• Required task
Without the images, output each record below as it stands.

..............................

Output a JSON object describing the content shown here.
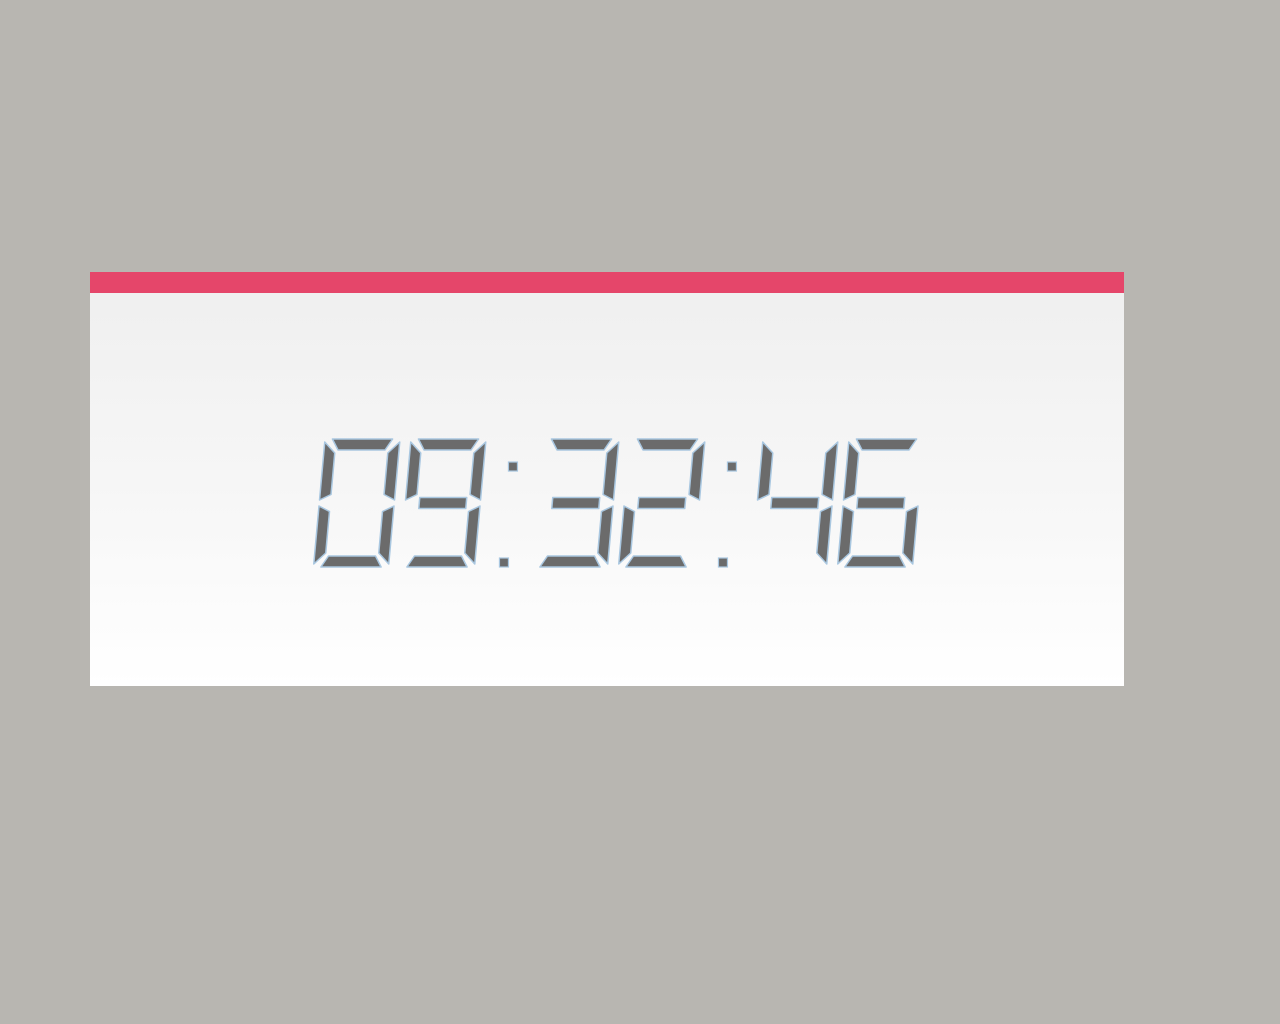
{
  "clock": {
    "time": "09:32:46",
    "accent_color": "#e5466a",
    "digit_color": "#6b6b6b",
    "digit_highlight_color": "#a9c7e0"
  }
}
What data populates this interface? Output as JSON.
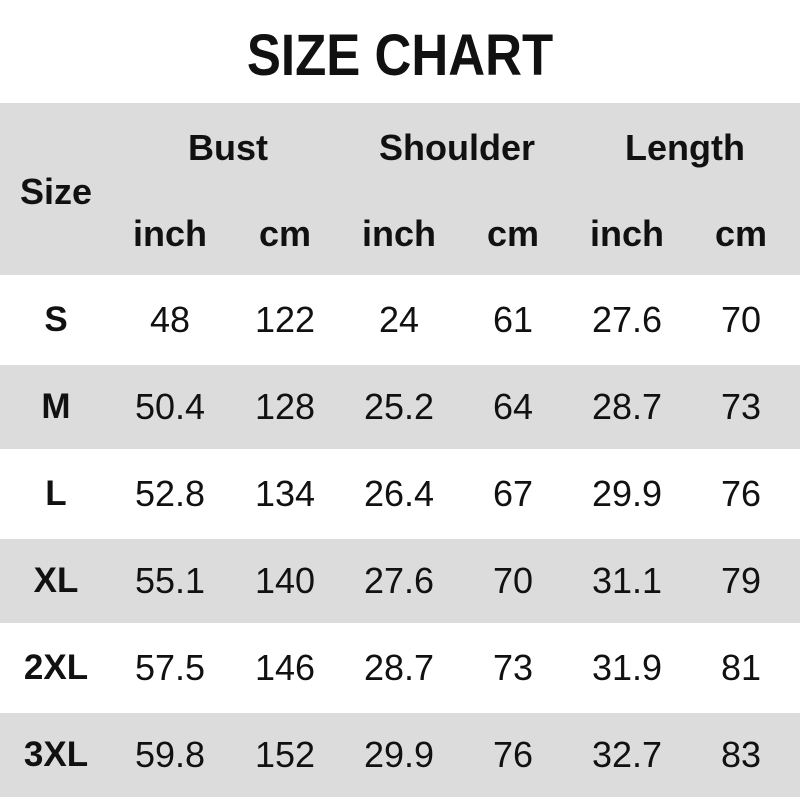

..............................

• Solution to this problem
Output a JSON object describing the content shown here.
{
  "clock": {
    "time": "09:32:46",
    "accent_color": "#e5466a",
    "digit_color": "#6b6b6b",
    "digit_highlight_color": "#a9c7e0"
  }
}
What data populates this interface? Output as JSON.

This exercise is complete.